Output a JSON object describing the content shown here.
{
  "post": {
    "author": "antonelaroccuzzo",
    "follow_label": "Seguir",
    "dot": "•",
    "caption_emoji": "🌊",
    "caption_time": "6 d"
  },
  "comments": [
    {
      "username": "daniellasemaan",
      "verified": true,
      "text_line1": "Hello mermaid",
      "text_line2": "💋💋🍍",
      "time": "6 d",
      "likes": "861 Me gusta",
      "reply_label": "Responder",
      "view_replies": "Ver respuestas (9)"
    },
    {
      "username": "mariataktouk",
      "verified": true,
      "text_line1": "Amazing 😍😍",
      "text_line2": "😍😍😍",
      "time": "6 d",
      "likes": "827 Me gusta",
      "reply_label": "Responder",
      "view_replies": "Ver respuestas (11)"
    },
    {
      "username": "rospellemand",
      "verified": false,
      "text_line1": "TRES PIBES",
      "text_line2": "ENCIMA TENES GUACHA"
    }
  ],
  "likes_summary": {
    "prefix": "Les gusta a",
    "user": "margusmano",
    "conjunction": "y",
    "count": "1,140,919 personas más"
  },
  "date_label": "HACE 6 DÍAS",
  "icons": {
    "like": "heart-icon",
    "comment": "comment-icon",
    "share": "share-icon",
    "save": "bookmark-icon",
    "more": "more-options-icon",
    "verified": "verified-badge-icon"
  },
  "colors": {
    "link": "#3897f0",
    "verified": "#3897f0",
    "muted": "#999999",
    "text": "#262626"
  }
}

■ **TASK DIRECTIONS**
Quote the material exactly, leaving nothing out.

■ **WRITTEN SOLUTION**
Output a JSON object describing the content shown here.
{
  "post": {
    "author": "antonelaroccuzzo",
    "follow_label": "Seguir",
    "dot": "•",
    "caption_emoji": "🌊",
    "caption_time": "6 d"
  },
  "comments": [
    {
      "username": "daniellasemaan",
      "verified": true,
      "text_line1": "Hello mermaid",
      "text_line2": "💋💋🍍",
      "time": "6 d",
      "likes": "861 Me gusta",
      "reply_label": "Responder",
      "view_replies": "Ver respuestas (9)"
    },
    {
      "username": "mariataktouk",
      "verified": true,
      "text_line1": "Amazing 😍😍",
      "text_line2": "😍😍😍",
      "time": "6 d",
      "likes": "827 Me gusta",
      "reply_label": "Responder",
      "view_replies": "Ver respuestas (11)"
    },
    {
      "username": "rospellemand",
      "verified": false,
      "text_line1": "TRES PIBES",
      "text_line2": "ENCIMA TENES GUACHA"
    }
  ],
  "likes_summary": {
    "prefix": "Les gusta a",
    "user": "margusmano",
    "conjunction": "y",
    "count": "1,140,919 personas más"
  },
  "date_label": "HACE 6 DÍAS",
  "icons": {
    "like": "heart-icon",
    "comment": "comment-icon",
    "share": "share-icon",
    "save": "bookmark-icon",
    "more": "more-options-icon",
    "verified": "verified-badge-icon"
  },
  "colors": {
    "link": "#3897f0",
    "verified": "#3897f0",
    "muted": "#999999",
    "text": "#262626"
  }
}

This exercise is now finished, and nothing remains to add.